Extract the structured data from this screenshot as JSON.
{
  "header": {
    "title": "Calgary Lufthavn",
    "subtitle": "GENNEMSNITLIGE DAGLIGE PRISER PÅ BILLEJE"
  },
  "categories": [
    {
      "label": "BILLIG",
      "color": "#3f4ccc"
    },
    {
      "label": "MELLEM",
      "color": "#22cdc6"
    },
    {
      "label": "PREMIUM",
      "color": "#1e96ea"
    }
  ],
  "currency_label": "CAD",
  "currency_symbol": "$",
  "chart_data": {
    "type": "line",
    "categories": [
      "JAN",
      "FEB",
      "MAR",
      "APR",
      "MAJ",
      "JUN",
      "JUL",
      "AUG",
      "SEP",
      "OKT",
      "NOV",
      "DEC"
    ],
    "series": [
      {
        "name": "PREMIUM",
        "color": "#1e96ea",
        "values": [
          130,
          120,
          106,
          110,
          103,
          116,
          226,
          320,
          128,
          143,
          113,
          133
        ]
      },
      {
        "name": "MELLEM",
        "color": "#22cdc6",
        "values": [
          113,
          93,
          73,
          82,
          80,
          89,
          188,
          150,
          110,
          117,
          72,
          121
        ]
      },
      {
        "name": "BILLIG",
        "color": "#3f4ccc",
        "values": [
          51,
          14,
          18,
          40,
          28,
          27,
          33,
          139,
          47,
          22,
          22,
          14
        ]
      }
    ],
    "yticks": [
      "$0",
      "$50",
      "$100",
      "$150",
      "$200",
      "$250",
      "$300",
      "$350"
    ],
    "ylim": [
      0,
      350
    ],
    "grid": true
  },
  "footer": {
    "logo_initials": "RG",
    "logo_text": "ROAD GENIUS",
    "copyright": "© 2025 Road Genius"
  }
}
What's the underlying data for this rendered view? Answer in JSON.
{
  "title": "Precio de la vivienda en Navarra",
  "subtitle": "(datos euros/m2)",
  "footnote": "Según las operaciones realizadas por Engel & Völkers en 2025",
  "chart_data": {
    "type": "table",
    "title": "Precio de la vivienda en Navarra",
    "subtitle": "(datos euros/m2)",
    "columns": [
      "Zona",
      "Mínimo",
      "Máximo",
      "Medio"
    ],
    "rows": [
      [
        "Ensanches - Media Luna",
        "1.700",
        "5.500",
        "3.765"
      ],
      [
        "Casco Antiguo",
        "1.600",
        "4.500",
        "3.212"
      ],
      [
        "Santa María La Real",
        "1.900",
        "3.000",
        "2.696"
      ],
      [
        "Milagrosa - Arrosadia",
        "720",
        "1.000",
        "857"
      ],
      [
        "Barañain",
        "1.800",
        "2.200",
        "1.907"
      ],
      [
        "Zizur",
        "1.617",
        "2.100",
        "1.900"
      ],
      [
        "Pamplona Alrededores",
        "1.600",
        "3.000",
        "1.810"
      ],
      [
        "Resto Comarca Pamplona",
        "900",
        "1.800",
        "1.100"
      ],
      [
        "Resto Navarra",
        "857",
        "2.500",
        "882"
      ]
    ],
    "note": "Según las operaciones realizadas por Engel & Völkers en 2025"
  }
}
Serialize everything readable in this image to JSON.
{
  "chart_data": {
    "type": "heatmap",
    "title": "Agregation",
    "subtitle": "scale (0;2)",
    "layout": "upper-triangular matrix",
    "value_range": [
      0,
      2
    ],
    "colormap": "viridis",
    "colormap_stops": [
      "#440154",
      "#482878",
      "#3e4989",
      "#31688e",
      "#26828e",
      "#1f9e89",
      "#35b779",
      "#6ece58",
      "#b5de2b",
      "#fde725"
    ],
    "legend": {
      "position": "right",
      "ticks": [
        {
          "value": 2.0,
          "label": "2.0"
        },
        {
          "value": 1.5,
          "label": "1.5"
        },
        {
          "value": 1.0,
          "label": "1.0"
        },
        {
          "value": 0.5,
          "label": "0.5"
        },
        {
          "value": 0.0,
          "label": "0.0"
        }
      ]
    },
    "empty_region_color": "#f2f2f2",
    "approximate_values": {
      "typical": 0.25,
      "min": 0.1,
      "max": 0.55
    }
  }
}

○ ○ ○ ○ ○ ○ ○

* To be done
Take every line from the data that contains the word "name".

* Answer to the problem
        "name": "PREMIUM",
        "name": "MELLEM",
        "name": "BILLIG",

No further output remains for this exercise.